* TESTO DI PARTENZA
Come hanno reagito i tuoi cari e le persone che ti conoscono?
«Tutti hanno capito la funzione catartica di "Lettera a mio padre" e forse per questo non ne abbiamo parlato tanto, non ce n'è stato bisogno. Mia madre si è commossa e ancora di più mia zia. In realtà pochi sanno che io avevo tentato di tornare a Sanremo proprio con questa canzone, nel 2014, ma non riuscii a entrare neanche tra i 60 finalisti».

Come mai, secondo te?
«Credo che non sia stato capita, forse era davvero troppo forte, ma una canzone deve essere così, la musica deve emozionare».

Dopo «Odio le favole», qualche settimana fa hai lanciato come singolo «Volevo dirti», un'altra canzone «bocciata» alle selezioni di Sanremo Giovani, quelle del 2015. Un altro esempio della tua insistenza...

* CONSEGNA 1
Ricopia i record dall'inizio fino alla riga con "List each element", compresa.

Righe da un dataset di layout:
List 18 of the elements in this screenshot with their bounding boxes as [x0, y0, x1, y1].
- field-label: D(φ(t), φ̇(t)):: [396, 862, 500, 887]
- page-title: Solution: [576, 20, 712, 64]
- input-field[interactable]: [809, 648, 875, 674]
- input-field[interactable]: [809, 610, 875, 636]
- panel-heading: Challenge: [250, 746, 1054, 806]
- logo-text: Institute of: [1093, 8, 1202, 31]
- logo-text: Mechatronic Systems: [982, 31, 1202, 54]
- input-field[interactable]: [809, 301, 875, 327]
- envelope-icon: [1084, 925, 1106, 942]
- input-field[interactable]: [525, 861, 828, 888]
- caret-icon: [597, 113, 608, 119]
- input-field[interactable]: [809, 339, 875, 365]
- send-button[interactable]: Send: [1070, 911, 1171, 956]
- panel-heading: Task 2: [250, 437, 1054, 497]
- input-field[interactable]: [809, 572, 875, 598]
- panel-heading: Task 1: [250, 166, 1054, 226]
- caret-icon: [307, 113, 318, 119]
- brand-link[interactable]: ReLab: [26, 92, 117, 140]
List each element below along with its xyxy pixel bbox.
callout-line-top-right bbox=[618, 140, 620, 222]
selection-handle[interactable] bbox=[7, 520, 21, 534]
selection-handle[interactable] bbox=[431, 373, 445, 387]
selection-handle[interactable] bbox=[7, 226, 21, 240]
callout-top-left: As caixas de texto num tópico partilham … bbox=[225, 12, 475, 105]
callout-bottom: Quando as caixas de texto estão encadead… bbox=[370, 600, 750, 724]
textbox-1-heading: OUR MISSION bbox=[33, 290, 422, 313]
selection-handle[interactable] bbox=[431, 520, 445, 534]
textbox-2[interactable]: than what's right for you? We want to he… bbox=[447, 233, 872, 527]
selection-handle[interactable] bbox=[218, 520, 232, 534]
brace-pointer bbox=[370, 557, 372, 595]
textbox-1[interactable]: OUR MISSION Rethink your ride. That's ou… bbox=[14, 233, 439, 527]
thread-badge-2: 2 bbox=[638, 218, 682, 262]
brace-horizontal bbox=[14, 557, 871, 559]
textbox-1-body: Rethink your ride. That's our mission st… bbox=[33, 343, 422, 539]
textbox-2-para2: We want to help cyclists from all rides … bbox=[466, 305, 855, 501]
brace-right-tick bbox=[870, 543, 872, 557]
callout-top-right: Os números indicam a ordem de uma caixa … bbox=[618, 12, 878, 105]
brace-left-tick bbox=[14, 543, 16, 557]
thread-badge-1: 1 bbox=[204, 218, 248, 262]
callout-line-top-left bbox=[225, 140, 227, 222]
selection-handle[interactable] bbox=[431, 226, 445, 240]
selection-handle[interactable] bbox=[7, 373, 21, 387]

* CONSEGNA 2
Secondo l'intervista, in che anno c'era stato il tentativo di tornare a Sanremo con "Lettera a mio padre"?

* RISPOSTA CORRETTA 1
List 18 of the elements in this screenshot with their bounding boxes as [x0, y0, x1, y1].
- field-label: D(φ(t), φ̇(t)):: [396, 862, 500, 887]
- page-title: Solution: [576, 20, 712, 64]
- input-field[interactable]: [809, 648, 875, 674]
- input-field[interactable]: [809, 610, 875, 636]
- panel-heading: Challenge: [250, 746, 1054, 806]
- logo-text: Institute of: [1093, 8, 1202, 31]
- logo-text: Mechatronic Systems: [982, 31, 1202, 54]
- input-field[interactable]: [809, 301, 875, 327]
- envelope-icon: [1084, 925, 1106, 942]
- input-field[interactable]: [525, 861, 828, 888]
- caret-icon: [597, 113, 608, 119]
- input-field[interactable]: [809, 339, 875, 365]
- send-button[interactable]: Send: [1070, 911, 1171, 956]
- panel-heading: Task 2: [250, 437, 1054, 497]
- input-field[interactable]: [809, 572, 875, 598]
- panel-heading: Task 1: [250, 166, 1054, 226]
- caret-icon: [307, 113, 318, 119]
- brand-link[interactable]: ReLab: [26, 92, 117, 140]
List each element below along with its xyxy pixel bbox.

* RISPOSTA CORRETTA 2
Nel 2014.